__TASK INPUTS__
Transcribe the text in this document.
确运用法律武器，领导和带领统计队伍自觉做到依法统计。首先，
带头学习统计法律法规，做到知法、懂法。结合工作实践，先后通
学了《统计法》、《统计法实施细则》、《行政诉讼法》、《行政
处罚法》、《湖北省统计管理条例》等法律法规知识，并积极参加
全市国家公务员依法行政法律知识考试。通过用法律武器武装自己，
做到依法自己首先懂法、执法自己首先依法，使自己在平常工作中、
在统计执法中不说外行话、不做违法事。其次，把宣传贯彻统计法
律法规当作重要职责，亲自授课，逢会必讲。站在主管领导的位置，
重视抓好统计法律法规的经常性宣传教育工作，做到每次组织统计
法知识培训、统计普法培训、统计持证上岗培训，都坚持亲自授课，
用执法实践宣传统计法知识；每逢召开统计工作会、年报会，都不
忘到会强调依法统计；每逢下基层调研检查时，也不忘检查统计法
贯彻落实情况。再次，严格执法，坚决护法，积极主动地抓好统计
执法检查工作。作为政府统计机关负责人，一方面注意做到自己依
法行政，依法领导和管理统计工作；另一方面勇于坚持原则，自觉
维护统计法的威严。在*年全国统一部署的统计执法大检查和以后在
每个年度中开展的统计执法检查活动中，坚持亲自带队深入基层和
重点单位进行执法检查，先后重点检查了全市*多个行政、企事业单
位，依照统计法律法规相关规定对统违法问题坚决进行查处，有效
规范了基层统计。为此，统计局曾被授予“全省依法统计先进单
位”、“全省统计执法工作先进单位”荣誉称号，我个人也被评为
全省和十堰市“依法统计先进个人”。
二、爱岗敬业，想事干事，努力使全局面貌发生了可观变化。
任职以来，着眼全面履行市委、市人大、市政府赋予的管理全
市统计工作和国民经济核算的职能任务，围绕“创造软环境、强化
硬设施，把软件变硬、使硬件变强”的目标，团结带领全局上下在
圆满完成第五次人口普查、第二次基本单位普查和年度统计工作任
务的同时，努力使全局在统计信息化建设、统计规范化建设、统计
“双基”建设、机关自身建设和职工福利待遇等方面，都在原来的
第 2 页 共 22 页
---
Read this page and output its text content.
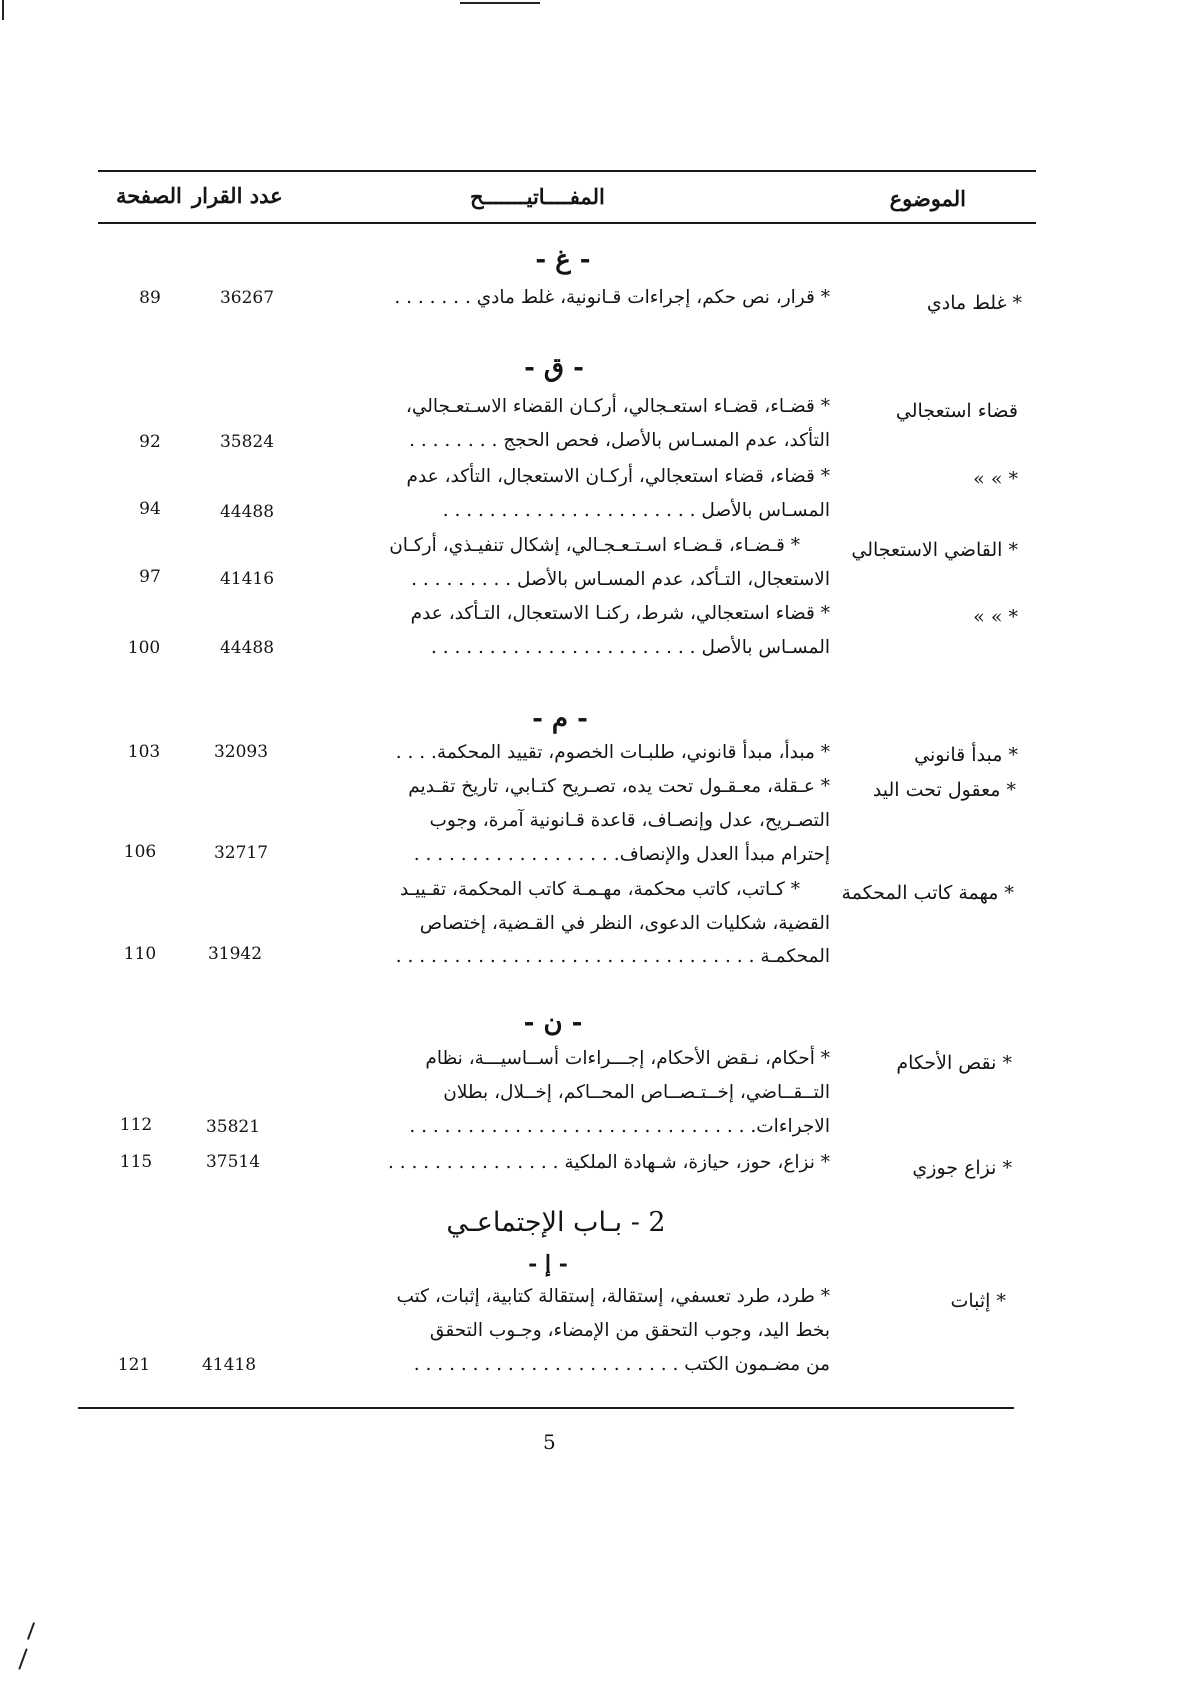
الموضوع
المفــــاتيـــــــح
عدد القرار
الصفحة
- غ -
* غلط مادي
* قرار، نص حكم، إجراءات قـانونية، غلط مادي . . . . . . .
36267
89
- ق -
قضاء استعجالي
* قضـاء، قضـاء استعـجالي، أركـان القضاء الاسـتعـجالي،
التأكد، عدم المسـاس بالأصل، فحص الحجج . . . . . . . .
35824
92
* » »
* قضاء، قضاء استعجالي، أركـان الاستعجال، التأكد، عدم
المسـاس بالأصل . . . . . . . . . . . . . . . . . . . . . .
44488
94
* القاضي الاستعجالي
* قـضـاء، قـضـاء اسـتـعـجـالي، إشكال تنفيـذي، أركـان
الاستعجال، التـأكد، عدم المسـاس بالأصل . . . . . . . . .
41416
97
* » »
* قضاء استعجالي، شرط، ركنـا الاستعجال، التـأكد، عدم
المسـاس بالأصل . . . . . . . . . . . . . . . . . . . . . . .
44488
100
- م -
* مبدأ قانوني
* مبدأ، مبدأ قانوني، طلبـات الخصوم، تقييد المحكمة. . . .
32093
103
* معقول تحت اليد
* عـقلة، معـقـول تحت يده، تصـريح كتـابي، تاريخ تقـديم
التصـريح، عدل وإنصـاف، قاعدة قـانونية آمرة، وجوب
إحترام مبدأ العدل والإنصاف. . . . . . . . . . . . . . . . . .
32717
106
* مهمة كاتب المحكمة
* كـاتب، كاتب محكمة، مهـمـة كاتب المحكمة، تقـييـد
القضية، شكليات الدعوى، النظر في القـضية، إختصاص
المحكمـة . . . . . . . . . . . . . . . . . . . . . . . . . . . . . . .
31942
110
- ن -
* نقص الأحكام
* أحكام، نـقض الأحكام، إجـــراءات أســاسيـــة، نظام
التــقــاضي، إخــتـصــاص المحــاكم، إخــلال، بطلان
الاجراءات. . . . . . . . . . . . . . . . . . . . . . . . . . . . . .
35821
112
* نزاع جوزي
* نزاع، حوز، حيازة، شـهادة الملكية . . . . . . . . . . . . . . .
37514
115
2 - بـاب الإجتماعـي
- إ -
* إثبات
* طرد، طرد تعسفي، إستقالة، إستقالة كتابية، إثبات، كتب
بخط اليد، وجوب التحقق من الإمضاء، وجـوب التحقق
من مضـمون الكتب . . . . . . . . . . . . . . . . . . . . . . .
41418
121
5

__WHAT THE TASK ASKS__
Copy out each line of the data containing the string "مبدأ".

__TASK ANSWER__
* مبدأ قانوني
* مبدأ، مبدأ قانوني، طلبـات الخصوم، تقييد المحكمة. . . .
إحترام مبدأ العدل والإنصاف. . . . . . . . . . . . . . . . . .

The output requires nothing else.